╭─ Provided records

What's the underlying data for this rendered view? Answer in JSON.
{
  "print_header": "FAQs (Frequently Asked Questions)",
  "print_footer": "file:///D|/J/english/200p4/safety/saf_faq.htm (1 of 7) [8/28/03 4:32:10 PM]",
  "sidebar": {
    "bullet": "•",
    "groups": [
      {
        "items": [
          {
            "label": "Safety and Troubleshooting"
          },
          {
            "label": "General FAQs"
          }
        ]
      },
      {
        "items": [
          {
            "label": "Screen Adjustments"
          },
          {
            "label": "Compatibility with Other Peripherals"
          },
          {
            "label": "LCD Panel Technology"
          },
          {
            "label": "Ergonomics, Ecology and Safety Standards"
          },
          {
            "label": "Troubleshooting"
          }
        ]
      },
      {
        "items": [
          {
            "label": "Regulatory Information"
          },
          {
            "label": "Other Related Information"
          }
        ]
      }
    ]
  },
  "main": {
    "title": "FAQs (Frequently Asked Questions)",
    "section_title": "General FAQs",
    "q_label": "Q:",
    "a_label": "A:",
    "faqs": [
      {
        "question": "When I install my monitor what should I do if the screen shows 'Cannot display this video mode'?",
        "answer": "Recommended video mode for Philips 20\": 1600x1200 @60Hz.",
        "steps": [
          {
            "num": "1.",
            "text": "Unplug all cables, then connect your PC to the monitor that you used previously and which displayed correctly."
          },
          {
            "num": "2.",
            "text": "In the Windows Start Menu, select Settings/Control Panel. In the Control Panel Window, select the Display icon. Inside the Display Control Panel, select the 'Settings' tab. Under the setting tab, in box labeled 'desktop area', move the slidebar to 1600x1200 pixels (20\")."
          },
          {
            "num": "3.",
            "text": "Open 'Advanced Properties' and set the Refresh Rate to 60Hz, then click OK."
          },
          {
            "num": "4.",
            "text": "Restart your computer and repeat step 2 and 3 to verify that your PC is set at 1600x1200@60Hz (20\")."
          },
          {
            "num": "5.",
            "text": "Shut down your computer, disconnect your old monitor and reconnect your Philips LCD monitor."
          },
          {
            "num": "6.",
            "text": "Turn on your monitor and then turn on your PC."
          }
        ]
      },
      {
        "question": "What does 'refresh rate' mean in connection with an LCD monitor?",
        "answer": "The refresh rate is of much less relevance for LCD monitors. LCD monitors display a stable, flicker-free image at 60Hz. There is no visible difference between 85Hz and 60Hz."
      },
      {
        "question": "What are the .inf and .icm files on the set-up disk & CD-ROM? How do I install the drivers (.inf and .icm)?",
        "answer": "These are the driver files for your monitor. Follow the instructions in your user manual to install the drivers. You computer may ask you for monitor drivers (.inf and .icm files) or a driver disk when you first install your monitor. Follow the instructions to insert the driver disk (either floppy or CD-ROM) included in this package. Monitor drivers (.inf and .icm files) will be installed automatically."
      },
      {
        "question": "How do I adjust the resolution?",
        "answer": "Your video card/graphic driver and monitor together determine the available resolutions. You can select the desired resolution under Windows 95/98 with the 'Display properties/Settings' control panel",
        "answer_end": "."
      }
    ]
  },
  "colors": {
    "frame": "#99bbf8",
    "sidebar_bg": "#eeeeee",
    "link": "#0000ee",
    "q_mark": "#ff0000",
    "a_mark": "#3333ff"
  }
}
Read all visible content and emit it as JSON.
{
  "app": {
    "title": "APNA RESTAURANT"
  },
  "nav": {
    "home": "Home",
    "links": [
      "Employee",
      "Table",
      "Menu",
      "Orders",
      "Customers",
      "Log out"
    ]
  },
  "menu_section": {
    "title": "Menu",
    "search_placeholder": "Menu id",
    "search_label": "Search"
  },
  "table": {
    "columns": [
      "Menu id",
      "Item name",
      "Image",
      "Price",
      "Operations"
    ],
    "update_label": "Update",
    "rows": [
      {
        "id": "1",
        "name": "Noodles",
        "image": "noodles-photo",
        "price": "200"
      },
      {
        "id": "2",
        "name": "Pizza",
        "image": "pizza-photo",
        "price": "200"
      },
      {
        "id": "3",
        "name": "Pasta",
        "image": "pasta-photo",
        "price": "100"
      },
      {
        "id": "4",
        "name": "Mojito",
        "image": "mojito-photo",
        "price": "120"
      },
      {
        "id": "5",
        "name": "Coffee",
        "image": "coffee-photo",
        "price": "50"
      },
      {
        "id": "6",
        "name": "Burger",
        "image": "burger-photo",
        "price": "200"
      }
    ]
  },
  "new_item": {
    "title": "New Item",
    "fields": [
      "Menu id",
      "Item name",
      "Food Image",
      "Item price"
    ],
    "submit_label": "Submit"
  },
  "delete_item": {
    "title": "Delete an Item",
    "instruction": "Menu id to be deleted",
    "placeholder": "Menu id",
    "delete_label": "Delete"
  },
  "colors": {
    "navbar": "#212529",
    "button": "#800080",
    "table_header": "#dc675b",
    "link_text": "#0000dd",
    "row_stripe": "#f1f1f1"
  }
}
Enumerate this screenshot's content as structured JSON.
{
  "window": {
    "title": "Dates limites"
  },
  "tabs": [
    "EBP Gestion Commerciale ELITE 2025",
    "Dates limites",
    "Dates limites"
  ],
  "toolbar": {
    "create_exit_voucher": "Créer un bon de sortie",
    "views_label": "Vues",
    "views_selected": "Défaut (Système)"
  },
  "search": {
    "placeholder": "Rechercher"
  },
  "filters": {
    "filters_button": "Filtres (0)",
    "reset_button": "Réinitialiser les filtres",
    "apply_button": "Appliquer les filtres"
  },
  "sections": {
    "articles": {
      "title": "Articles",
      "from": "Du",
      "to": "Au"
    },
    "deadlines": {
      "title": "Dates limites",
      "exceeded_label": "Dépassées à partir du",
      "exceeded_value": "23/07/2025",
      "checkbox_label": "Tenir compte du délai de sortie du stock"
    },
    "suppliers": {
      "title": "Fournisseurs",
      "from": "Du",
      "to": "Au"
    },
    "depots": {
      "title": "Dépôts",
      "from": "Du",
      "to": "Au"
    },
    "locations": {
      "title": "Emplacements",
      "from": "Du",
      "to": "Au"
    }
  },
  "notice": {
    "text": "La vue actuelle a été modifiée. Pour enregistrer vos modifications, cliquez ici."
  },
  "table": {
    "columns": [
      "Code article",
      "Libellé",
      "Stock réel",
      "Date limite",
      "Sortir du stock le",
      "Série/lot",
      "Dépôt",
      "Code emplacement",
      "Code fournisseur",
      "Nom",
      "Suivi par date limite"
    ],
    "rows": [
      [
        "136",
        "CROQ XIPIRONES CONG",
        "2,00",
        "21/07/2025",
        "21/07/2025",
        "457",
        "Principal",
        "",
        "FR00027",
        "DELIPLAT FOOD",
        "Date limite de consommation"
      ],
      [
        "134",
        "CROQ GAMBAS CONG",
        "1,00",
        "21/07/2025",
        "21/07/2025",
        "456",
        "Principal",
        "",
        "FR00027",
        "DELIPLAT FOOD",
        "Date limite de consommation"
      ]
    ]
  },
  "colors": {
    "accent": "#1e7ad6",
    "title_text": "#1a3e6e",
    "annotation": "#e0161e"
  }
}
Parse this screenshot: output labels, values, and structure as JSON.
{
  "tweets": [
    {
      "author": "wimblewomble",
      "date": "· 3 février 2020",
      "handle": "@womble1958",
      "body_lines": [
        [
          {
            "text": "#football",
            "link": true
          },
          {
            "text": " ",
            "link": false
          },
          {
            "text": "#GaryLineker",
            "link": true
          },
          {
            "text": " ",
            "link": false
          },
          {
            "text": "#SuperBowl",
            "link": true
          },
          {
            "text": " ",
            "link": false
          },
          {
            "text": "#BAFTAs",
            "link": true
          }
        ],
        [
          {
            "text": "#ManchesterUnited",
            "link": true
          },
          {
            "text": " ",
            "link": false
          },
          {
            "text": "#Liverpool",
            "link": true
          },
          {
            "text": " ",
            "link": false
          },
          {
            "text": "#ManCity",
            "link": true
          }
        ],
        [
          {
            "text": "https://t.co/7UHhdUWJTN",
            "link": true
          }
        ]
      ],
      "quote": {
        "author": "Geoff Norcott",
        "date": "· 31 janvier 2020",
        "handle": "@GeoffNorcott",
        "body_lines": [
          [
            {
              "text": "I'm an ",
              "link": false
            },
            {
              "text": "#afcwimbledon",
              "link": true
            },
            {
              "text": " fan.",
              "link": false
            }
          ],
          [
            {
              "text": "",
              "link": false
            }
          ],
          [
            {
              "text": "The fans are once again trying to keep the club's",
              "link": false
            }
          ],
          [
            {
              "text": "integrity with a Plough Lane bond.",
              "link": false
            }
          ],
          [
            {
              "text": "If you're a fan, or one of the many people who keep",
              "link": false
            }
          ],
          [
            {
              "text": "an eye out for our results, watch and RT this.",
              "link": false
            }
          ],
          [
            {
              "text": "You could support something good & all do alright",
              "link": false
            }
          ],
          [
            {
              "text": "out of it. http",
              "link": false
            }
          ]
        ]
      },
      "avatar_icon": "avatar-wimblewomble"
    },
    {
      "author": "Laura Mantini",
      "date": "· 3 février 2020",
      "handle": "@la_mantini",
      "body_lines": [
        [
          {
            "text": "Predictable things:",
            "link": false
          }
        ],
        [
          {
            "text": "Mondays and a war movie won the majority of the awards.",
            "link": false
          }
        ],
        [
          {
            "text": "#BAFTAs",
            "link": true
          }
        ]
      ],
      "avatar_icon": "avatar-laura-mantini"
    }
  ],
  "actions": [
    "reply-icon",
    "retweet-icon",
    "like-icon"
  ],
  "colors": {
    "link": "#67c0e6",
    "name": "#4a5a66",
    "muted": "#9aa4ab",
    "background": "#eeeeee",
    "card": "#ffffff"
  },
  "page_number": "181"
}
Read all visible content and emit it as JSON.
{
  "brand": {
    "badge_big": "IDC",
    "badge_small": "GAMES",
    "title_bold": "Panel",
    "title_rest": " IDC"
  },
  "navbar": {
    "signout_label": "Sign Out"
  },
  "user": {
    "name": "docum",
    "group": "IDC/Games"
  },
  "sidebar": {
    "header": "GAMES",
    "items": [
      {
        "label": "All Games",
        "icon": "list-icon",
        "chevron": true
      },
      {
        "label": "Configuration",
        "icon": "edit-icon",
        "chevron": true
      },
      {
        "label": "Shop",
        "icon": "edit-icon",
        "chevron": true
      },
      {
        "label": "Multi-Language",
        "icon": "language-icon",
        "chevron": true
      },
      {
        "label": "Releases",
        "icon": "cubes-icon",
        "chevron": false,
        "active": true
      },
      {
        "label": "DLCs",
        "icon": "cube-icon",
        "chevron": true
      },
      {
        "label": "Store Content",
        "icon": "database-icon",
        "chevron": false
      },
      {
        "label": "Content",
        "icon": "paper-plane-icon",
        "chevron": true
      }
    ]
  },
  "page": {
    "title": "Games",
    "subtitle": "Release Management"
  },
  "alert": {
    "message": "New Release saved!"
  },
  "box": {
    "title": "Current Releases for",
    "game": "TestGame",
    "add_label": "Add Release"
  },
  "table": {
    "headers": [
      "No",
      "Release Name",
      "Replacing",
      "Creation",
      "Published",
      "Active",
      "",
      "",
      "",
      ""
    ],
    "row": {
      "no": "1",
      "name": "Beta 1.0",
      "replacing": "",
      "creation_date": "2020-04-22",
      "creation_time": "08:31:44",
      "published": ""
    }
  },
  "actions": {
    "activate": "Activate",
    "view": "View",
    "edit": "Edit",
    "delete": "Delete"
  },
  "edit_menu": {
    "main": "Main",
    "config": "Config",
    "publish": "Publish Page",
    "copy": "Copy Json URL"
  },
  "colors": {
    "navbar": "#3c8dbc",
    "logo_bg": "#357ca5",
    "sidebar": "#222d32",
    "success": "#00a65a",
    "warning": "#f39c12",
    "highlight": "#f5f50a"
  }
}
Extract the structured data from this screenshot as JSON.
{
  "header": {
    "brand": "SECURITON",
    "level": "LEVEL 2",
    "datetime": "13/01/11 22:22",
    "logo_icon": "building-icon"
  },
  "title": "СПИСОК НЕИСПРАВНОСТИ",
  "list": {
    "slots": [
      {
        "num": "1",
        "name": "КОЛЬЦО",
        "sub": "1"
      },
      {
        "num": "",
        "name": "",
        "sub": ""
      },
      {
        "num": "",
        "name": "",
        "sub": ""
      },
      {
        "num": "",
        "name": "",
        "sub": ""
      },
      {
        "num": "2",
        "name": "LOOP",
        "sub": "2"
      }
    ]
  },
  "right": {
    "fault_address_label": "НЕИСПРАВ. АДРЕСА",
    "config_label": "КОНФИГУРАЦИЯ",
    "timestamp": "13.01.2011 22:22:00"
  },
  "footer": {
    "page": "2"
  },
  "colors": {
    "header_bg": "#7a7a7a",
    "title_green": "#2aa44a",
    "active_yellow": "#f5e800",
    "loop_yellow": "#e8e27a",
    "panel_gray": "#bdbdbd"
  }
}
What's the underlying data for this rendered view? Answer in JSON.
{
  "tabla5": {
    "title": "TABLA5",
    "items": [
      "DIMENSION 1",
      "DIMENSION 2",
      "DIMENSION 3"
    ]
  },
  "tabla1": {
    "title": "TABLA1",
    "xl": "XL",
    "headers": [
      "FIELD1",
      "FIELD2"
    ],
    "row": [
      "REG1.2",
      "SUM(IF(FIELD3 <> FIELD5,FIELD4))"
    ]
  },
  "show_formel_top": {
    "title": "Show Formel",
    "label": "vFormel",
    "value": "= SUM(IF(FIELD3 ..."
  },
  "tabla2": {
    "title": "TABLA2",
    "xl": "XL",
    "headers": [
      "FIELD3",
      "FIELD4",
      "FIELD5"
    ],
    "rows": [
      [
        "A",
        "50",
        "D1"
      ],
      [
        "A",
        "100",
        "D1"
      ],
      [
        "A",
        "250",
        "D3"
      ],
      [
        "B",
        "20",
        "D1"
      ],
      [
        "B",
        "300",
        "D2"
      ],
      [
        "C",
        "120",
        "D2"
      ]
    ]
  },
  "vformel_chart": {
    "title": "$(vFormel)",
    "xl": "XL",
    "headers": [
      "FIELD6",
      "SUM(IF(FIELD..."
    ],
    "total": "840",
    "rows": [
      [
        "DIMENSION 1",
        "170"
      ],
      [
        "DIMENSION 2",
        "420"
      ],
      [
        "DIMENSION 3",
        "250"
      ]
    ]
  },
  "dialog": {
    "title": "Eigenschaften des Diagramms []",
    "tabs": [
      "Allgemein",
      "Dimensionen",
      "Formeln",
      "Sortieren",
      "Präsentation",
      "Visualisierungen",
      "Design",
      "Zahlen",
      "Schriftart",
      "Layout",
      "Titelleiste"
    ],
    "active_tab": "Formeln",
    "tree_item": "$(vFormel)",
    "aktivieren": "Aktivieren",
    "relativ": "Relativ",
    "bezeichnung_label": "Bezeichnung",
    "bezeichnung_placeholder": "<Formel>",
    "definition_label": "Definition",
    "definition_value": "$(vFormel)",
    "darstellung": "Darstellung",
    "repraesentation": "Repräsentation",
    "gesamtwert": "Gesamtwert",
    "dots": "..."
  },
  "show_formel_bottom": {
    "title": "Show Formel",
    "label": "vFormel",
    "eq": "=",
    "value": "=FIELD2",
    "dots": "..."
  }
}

╰─

## What the task asks
In the records above, locate the lines holding the word "photo". Copy each of them.

## Written answer
        "image": "noodles-photo",
        "image": "pizza-photo",
        "image": "pasta-photo",
        "image": "mojito-photo",
        "image": "coffee-photo",
        "image": "burger-photo",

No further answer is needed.